* **WHAT IS EXPECTED**
Each line of the material below that holds the word "minimal" needs to be copied.
◆ ◆ ◆ ◆ ◆
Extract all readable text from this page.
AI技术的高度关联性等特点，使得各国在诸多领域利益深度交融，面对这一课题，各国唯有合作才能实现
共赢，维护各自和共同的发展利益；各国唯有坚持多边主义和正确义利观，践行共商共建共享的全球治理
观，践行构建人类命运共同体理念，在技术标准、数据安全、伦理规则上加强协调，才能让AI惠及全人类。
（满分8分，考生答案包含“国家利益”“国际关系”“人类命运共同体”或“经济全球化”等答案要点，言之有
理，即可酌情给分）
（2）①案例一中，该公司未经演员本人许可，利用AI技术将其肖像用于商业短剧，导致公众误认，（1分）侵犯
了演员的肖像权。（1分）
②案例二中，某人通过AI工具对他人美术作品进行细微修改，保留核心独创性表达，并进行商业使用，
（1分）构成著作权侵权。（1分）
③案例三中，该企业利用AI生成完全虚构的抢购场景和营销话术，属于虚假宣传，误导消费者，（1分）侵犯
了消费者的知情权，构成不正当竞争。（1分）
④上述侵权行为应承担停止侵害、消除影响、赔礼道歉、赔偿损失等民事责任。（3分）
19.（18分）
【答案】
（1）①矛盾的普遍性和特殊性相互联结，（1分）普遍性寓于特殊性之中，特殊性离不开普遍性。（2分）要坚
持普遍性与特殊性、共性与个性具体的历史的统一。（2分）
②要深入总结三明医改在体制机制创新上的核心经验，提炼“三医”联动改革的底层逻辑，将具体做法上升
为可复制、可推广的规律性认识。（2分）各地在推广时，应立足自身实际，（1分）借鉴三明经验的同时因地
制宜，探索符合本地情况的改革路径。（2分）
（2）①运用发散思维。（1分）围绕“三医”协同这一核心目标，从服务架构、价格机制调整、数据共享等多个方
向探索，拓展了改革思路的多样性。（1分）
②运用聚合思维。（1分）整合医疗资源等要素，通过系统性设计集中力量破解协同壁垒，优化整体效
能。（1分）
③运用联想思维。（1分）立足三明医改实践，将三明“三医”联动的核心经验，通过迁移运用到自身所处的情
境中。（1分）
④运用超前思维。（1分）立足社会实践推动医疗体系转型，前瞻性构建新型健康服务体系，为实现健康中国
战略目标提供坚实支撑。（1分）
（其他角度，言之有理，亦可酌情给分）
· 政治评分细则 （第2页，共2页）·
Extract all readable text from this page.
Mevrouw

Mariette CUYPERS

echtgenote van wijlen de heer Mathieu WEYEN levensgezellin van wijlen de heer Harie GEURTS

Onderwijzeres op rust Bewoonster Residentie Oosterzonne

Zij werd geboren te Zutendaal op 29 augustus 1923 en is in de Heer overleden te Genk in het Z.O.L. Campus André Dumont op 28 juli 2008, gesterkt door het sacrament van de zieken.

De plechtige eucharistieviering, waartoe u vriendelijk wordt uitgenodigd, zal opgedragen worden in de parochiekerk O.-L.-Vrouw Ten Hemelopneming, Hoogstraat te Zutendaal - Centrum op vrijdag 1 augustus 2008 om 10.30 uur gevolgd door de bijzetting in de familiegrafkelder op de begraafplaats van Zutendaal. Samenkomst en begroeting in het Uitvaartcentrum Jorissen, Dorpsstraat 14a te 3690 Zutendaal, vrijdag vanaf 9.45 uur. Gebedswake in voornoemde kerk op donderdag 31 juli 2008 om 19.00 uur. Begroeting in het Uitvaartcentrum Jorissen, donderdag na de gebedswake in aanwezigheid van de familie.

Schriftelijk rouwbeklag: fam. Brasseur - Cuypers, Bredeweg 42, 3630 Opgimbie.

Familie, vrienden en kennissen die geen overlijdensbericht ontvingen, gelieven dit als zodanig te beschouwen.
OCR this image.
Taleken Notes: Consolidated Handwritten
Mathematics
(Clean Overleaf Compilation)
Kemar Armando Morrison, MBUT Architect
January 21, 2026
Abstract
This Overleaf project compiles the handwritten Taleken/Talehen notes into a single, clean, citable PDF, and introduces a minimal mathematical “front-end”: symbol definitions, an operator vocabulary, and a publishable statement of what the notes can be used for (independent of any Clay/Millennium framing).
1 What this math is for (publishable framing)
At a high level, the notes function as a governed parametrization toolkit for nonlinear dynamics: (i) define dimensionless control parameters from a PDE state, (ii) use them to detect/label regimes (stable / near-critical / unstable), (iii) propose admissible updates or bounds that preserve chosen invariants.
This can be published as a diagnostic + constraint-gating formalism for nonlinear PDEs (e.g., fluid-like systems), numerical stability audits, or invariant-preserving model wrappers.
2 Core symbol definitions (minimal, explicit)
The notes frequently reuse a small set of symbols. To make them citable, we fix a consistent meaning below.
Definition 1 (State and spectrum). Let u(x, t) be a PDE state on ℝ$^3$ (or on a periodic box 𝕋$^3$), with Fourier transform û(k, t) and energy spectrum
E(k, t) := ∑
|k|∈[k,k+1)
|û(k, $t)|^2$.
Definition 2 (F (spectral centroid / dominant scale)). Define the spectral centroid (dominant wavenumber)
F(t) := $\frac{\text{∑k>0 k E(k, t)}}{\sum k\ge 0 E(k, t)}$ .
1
◆ ◆ ◆ ◆ ◆
* **REPLY TO THE TASK**
This Overleaf project compiles the handwritten Taleken/Talehen notes into a single, clean, citable PDF, and introduces a minimal mathematical “front-end”: symbol definitions, an operator vocabulary, and a publishable statement of what the notes can be used for (independent of any Clay/Millennium framing).
2 Core symbol definitions (minimal, explicit)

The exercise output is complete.